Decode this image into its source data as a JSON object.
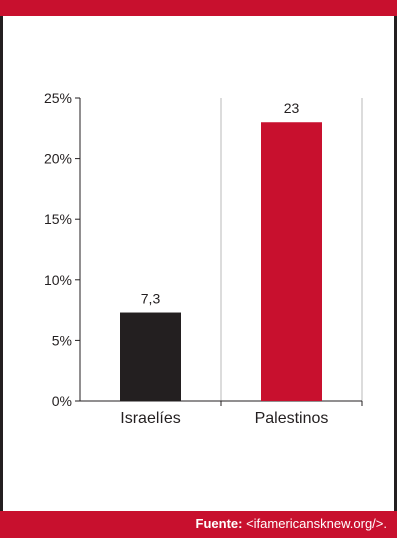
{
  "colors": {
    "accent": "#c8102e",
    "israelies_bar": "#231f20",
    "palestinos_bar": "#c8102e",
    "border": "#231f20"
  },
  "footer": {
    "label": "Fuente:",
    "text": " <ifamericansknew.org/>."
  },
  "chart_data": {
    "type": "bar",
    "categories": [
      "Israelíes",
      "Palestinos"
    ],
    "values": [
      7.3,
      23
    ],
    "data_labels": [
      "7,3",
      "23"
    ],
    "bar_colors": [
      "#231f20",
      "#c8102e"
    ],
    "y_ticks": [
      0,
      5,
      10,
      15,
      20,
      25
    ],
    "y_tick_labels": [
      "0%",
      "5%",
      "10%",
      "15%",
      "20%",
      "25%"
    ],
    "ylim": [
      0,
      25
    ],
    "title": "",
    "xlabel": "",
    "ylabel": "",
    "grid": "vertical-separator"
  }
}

----------

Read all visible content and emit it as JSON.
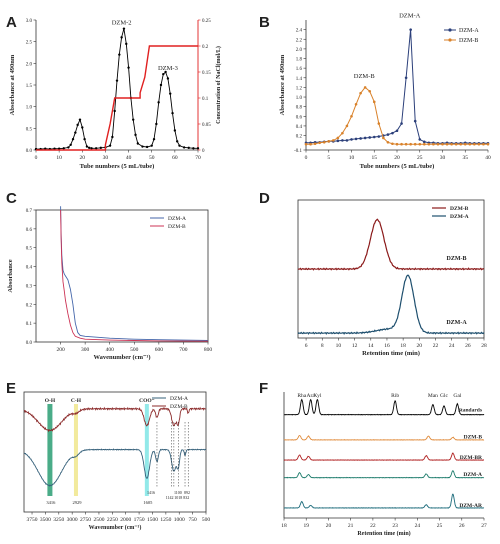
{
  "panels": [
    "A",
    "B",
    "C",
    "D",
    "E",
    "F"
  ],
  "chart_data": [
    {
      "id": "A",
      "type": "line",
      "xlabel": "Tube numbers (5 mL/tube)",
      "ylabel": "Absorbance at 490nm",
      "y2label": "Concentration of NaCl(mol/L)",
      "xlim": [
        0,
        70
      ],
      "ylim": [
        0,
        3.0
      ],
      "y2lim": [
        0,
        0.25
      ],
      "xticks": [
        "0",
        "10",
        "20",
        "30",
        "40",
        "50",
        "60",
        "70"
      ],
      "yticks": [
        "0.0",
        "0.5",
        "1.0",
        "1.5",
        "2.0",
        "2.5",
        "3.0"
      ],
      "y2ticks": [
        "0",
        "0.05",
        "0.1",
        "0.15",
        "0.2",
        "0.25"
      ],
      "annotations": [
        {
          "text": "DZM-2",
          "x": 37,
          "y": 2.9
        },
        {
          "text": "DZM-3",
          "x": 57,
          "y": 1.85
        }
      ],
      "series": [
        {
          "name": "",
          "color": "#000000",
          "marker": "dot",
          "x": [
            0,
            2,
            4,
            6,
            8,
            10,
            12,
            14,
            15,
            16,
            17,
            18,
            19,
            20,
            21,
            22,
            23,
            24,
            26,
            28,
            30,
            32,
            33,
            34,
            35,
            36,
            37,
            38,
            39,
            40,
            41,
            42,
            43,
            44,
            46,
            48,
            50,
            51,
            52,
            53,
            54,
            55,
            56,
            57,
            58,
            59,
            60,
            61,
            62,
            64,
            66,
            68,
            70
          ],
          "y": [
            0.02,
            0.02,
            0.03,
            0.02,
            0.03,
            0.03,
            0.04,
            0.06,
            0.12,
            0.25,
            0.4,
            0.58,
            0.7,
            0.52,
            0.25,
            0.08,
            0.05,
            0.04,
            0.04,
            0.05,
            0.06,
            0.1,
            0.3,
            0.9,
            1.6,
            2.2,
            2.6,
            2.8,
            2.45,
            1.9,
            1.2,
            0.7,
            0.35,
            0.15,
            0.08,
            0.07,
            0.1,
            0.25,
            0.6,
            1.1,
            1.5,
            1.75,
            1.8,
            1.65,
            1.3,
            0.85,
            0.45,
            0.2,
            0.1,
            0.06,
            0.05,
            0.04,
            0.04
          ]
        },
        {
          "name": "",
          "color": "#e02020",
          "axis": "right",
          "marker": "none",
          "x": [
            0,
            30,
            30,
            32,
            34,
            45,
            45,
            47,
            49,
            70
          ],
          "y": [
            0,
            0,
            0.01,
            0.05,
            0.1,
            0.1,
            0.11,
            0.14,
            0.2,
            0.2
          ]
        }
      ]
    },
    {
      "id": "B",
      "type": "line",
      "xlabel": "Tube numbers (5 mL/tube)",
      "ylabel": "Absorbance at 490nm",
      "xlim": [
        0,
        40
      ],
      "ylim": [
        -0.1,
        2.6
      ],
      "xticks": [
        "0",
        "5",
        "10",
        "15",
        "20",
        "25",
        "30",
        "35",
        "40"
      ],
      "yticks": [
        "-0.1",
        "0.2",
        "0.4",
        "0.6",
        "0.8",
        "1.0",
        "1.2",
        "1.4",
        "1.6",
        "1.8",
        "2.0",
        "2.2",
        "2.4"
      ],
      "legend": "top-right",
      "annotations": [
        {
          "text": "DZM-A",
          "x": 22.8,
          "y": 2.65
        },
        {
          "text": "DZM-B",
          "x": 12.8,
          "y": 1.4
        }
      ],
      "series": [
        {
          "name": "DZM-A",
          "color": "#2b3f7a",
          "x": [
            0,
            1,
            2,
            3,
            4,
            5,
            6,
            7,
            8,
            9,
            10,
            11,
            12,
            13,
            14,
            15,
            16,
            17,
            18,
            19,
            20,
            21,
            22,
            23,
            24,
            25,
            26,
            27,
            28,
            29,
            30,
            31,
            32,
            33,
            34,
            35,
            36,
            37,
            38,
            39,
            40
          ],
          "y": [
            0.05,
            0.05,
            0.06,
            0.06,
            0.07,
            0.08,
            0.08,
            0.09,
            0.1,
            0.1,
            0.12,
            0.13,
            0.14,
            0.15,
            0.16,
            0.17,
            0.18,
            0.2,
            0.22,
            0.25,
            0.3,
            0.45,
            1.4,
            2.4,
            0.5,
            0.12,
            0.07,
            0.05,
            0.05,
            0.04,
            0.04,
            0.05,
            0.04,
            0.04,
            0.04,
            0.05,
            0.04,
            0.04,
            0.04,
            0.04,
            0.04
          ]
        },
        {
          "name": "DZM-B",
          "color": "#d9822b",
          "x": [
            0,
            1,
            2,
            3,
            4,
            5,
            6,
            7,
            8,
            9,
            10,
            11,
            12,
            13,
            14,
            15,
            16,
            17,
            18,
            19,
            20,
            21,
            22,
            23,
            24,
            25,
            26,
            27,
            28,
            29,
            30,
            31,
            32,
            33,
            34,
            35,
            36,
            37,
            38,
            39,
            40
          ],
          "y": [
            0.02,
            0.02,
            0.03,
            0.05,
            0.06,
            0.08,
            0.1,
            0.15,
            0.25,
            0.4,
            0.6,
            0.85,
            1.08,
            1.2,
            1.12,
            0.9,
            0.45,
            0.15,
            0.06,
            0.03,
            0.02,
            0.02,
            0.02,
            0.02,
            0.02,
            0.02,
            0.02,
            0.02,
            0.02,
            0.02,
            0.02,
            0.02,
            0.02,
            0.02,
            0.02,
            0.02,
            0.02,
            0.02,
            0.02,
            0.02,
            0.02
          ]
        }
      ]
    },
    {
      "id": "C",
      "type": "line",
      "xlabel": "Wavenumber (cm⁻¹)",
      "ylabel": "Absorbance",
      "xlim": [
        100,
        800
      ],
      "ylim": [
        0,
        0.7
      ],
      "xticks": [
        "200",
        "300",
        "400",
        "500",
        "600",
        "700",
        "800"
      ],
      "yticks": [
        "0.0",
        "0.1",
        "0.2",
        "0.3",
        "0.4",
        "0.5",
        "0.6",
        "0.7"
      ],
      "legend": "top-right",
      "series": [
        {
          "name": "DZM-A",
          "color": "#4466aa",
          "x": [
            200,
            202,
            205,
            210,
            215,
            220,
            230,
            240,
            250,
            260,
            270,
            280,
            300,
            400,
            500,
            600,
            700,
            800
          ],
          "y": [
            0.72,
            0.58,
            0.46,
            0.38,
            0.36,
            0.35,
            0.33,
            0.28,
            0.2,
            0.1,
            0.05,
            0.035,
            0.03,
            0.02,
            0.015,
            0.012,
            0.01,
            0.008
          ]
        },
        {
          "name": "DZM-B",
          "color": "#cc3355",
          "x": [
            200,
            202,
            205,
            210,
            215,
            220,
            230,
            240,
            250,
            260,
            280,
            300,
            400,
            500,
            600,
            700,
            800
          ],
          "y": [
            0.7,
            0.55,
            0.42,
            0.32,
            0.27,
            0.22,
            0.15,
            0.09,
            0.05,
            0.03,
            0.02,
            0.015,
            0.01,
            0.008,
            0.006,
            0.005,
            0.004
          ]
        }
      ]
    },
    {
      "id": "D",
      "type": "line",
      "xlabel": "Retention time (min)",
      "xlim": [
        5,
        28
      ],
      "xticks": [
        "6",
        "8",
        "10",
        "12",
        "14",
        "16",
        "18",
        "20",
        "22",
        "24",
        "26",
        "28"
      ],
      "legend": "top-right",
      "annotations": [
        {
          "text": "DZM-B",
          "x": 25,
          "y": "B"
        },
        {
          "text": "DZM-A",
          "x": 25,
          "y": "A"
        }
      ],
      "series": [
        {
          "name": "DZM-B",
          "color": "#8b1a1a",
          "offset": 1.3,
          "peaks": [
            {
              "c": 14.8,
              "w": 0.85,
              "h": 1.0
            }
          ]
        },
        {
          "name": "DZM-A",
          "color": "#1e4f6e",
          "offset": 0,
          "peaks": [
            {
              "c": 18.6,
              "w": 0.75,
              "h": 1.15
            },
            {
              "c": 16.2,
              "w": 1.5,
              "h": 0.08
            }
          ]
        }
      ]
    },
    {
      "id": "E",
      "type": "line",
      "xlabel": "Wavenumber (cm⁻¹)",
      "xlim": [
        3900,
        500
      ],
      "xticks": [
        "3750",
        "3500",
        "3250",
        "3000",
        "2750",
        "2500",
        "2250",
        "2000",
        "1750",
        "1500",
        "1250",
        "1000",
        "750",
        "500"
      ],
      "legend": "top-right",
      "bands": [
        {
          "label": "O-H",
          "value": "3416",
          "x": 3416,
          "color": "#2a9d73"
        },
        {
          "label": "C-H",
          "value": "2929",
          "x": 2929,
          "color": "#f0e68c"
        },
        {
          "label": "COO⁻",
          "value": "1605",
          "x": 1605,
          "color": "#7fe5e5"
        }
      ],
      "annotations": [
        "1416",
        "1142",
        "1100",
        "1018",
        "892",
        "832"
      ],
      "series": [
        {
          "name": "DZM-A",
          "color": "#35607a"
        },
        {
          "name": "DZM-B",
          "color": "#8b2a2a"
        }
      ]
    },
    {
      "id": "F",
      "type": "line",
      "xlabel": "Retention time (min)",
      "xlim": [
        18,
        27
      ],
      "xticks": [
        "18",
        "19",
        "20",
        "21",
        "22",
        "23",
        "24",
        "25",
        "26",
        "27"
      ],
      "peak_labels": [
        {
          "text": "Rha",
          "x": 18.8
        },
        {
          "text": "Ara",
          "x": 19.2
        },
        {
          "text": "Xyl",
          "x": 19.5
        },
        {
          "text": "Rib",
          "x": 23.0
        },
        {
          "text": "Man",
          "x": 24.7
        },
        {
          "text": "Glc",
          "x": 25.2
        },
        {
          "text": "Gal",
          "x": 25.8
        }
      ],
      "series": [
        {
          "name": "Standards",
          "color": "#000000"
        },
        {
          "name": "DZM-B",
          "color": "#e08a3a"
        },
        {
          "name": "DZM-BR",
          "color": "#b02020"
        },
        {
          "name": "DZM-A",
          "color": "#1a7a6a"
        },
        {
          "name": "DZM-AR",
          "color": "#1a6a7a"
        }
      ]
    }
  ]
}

----------

Gather each line of the records holding the string "JSON".

Decode this image into its source data as a JSON object.
Read all visible content and emit it as JSON.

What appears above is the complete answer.